Job
Scan the data for "ἀγάπη" and copy the lines it appears in.

— begin —

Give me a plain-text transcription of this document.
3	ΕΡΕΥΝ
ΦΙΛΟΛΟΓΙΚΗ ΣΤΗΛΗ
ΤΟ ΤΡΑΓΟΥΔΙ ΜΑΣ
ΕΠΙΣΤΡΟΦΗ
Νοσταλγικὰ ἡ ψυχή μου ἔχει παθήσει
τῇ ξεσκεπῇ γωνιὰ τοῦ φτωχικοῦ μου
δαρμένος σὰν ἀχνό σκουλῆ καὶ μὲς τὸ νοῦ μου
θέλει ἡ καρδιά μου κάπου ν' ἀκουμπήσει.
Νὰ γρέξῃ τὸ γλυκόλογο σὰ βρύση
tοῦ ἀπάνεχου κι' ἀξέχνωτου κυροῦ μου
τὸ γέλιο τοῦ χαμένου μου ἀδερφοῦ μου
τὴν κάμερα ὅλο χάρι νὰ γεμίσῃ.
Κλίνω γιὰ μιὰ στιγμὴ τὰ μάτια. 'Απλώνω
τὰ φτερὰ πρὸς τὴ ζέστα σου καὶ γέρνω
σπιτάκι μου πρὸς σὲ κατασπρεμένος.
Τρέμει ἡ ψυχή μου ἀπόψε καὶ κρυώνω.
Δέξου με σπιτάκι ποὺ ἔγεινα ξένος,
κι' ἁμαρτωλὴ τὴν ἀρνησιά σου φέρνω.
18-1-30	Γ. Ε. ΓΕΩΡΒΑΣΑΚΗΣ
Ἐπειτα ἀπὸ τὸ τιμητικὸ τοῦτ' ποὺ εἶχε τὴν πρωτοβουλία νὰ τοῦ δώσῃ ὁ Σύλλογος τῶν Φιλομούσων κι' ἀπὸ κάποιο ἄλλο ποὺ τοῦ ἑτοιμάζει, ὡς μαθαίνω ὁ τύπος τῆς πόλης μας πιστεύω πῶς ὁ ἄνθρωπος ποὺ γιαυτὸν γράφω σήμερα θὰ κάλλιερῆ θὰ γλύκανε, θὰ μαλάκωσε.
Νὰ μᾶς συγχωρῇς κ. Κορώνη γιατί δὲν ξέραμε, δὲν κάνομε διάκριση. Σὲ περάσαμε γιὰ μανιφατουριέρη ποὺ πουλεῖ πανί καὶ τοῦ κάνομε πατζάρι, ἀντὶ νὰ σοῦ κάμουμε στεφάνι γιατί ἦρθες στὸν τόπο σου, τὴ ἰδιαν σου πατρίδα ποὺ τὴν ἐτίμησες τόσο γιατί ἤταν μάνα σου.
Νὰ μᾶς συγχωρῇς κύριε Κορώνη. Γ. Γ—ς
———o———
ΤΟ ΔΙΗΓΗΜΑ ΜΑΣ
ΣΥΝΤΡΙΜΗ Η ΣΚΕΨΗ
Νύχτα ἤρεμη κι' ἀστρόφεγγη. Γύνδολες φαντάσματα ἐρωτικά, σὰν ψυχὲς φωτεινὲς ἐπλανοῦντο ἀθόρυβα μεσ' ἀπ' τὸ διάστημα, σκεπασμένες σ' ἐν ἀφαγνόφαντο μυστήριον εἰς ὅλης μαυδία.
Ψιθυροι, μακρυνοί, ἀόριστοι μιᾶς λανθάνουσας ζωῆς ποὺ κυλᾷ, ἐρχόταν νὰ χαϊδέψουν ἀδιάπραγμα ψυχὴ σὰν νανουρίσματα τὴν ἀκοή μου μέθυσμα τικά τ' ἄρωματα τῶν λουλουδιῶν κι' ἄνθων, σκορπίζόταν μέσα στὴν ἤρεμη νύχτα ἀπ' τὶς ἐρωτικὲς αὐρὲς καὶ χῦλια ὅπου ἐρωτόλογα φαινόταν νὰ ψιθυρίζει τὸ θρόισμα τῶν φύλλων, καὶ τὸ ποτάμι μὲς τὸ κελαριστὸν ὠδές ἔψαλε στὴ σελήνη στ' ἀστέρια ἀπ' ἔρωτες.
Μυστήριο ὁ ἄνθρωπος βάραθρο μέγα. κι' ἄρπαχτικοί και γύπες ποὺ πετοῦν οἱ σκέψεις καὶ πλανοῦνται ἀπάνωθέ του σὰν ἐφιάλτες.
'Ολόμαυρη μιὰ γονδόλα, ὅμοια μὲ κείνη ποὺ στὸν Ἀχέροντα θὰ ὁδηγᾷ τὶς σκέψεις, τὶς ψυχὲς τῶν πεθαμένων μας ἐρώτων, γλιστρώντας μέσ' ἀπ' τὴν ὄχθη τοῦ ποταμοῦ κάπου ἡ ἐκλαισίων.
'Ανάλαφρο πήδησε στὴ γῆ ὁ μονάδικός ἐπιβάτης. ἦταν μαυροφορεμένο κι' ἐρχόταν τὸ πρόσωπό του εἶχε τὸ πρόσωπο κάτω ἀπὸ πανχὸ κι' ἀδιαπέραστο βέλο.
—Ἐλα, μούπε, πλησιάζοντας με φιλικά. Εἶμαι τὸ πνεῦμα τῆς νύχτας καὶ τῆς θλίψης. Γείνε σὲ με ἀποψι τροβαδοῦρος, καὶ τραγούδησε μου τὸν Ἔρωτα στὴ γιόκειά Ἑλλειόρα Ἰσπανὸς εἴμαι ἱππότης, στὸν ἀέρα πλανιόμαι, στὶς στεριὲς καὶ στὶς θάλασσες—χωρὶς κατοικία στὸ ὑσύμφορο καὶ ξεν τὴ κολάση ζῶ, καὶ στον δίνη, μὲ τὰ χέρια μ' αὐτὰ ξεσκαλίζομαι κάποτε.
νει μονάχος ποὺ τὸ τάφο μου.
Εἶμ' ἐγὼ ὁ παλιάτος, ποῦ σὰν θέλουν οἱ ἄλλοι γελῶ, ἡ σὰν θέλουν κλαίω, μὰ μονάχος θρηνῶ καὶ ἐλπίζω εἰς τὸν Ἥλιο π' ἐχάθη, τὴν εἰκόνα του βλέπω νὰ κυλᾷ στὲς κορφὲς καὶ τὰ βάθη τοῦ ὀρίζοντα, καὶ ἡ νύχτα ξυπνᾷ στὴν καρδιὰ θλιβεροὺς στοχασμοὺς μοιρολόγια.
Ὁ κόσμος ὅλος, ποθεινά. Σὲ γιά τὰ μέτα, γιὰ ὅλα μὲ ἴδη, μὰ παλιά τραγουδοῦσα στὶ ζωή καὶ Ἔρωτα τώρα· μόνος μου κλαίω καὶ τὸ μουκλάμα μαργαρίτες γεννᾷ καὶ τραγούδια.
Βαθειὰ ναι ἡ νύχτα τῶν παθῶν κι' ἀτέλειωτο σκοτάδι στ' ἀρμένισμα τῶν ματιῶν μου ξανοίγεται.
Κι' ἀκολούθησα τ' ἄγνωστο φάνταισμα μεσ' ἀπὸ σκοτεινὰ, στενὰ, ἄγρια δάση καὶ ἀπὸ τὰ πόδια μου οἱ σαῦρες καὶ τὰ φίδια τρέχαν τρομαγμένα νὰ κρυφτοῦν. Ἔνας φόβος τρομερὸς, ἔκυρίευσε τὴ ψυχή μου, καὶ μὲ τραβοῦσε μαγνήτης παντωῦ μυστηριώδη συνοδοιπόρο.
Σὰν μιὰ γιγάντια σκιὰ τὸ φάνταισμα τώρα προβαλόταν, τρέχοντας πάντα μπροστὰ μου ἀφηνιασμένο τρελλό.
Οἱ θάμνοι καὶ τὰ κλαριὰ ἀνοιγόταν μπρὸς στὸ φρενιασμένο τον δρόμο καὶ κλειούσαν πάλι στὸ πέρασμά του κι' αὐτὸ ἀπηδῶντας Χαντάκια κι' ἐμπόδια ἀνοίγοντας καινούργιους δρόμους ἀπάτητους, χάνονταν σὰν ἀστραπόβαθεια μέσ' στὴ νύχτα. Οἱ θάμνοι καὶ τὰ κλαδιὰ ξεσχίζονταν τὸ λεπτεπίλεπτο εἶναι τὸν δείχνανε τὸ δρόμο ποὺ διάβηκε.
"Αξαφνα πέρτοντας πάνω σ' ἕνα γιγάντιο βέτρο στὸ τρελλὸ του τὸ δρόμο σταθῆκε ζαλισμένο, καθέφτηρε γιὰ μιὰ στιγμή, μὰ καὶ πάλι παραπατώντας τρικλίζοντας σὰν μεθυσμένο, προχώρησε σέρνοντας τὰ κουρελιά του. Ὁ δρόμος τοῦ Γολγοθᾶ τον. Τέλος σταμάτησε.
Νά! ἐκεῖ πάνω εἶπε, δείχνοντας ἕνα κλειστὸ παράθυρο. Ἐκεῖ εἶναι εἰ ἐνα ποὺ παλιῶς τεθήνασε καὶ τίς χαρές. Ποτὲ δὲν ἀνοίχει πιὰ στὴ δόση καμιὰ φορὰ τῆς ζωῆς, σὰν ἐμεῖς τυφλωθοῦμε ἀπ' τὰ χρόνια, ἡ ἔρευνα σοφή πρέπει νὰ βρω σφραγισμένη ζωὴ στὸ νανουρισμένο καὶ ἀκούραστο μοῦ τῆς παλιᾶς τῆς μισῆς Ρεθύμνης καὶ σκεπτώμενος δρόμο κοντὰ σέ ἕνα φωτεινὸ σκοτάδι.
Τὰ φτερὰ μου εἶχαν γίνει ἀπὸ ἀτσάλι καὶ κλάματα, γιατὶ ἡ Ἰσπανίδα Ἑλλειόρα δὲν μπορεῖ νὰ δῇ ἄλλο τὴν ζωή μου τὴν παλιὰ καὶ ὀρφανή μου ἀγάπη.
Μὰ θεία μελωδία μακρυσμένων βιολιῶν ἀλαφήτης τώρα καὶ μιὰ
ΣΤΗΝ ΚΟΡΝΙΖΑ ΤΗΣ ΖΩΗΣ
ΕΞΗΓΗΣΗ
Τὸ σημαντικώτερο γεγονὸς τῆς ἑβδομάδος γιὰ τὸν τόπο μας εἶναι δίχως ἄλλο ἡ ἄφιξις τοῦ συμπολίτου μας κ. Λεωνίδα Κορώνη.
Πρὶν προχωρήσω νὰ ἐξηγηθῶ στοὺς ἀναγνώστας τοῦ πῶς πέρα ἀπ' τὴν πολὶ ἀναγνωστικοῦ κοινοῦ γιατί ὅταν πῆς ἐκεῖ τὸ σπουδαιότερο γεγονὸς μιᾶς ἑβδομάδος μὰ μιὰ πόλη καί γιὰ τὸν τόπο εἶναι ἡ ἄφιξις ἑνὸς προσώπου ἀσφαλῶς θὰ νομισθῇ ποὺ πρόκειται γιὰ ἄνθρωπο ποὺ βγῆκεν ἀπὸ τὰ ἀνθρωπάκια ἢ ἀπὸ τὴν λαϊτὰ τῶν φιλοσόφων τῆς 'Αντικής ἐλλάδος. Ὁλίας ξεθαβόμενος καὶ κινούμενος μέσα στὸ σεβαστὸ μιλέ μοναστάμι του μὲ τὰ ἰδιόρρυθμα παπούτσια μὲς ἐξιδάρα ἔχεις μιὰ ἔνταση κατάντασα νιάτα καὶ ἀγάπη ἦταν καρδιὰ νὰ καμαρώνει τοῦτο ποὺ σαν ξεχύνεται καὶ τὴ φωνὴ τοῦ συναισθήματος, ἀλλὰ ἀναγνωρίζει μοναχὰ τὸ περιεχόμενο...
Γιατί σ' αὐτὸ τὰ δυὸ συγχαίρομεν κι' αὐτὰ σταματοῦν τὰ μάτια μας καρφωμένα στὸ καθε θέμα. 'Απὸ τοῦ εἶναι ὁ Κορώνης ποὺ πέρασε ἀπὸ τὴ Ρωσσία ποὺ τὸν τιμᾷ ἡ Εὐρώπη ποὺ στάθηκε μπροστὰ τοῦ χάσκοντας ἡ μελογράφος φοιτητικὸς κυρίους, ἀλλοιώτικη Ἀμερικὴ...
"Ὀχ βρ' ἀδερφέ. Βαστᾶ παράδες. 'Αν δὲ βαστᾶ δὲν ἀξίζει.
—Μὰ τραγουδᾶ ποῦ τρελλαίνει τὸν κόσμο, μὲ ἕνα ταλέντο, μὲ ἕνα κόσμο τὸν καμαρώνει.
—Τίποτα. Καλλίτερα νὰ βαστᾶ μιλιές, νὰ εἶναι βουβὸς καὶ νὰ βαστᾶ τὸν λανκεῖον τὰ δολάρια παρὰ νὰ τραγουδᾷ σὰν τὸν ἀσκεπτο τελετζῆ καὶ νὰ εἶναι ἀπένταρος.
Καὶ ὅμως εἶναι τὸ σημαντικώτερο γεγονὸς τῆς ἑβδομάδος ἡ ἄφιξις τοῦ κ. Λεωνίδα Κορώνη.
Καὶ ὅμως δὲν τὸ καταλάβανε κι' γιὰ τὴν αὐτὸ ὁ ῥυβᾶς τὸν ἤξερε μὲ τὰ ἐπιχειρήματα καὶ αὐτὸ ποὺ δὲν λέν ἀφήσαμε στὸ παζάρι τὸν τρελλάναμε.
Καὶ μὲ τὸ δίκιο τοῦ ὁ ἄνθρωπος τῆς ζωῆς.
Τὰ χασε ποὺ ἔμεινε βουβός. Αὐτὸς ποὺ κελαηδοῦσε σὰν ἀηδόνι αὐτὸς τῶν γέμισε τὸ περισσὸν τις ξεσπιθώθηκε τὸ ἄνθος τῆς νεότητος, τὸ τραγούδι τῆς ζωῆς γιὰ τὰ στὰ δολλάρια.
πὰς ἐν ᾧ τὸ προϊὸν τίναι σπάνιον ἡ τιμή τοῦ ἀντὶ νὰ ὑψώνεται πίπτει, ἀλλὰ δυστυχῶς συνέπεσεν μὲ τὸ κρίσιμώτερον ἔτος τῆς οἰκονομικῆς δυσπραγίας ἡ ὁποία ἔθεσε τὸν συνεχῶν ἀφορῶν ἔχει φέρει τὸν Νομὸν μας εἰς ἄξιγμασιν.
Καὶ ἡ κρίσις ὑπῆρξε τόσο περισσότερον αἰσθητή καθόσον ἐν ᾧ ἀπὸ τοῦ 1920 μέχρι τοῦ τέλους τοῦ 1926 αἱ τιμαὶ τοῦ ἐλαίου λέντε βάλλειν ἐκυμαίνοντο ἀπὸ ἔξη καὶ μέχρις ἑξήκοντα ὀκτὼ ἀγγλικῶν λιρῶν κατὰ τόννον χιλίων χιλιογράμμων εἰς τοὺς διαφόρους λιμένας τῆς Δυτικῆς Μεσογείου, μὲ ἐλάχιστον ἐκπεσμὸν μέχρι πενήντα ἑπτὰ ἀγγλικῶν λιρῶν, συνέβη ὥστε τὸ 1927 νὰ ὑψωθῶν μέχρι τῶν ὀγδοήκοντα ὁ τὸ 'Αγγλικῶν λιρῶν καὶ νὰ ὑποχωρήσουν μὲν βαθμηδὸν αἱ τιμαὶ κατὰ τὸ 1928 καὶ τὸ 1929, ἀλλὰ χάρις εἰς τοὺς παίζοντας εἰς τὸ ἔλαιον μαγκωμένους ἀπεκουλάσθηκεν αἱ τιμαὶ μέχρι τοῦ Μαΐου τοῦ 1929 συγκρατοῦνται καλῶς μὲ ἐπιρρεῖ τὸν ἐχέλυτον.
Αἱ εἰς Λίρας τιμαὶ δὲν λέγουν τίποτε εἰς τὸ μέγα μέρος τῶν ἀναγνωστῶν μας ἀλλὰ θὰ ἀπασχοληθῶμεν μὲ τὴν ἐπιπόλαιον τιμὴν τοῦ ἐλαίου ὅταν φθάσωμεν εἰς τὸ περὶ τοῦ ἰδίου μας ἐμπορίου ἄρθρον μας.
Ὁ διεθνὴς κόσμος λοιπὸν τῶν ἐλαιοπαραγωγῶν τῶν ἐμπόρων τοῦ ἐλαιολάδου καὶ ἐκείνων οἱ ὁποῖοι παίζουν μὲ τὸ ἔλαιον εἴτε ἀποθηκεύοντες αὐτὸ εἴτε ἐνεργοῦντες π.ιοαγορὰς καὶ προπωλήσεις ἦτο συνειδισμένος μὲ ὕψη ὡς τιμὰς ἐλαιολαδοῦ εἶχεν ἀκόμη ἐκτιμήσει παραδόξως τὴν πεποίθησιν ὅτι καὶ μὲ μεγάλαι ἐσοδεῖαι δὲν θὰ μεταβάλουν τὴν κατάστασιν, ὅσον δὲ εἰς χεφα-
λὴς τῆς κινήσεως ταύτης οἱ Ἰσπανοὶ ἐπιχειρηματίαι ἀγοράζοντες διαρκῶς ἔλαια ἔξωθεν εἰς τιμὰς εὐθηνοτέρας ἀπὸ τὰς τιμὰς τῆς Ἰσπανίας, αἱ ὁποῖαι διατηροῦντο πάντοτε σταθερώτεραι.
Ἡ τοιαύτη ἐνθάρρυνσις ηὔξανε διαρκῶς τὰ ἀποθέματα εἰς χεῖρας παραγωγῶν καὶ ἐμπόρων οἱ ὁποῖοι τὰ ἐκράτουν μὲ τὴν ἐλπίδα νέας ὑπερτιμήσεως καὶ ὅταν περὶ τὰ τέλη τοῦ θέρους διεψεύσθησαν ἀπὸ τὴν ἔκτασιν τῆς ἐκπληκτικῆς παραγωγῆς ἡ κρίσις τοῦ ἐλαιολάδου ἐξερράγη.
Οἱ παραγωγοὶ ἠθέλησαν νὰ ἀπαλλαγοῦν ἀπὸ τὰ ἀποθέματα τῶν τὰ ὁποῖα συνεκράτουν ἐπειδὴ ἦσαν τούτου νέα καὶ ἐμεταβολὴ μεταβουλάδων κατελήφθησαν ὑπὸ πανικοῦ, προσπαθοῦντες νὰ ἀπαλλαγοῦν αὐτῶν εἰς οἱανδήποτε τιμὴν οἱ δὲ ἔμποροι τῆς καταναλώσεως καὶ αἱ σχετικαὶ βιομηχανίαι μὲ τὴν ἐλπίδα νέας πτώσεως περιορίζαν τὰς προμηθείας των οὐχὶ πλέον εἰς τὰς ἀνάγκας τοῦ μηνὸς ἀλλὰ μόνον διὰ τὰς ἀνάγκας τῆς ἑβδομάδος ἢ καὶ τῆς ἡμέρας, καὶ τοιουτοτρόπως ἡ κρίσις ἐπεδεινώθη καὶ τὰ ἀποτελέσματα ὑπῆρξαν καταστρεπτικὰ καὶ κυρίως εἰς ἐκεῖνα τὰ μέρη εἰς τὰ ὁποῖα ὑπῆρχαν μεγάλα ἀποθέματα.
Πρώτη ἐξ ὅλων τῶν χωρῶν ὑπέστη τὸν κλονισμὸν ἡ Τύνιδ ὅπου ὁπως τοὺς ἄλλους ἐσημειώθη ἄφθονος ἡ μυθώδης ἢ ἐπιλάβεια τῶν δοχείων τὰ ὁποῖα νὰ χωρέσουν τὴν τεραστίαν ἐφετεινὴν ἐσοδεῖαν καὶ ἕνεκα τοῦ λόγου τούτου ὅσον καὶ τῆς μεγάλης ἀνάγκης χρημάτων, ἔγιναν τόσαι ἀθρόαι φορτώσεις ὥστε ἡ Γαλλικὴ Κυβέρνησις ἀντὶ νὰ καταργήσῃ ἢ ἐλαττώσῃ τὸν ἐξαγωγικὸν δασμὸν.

— end —

Complete response
Τὰ φτερὰ μου εἶχαν γίνει ἀπὸ ἀτσάλι καὶ κλάματα, γιατὶ ἡ Ἰσπανίδα Ἑλλειόρα δὲν μπορεῖ νὰ δῇ ἄλλο τὴν ζωή μου τὴν παλιὰ καὶ ὀρφανή μου ἀγάπη.
Πρὶν προχωρήσω νὰ ἐξηγηθῶ στοὺς ἀναγνώστας τοῦ πῶς πέρα ἀπ' τὴν πολὶ ἀναγνωστικοῦ κοινοῦ γιατί ὅταν πῆς ἐκεῖ τὸ σπουδαιότερο γεγονὸς μιᾶς ἑβδομάδος μὰ μιὰ πόλη καί γιὰ τὸν τόπο εἶναι ἡ ἄφιξις ἑνὸς προσώπου ἀσφαλῶς θὰ νομισθῇ ποὺ πρόκειται γιὰ ἄνθρωπο ποὺ βγῆκεν ἀπὸ τὰ ἀνθρωπάκια ἢ ἀπὸ τὴν λαϊτὰ τῶν φιλοσόφων τῆς 'Αντικής ἐλλάδος. Ὁλίας ξεθαβόμενος καὶ κινούμενος μέσα στὸ σεβαστὸ μιλέ μοναστάμι του μὲ τὰ ἰδιόρρυθμα παπούτσια μὲς ἐξιδάρα ἔχεις μιὰ ἔνταση κατάντασα νιάτα καὶ ἀγάπη ἦταν καρδιὰ νὰ καμαρώνει τοῦτο ποὺ σαν ξεχύνεται καὶ τὴ φωνὴ τοῦ συναισθήματος, ἀλλὰ ἀναγνωρίζει μοναχὰ τὸ περιεχόμενο...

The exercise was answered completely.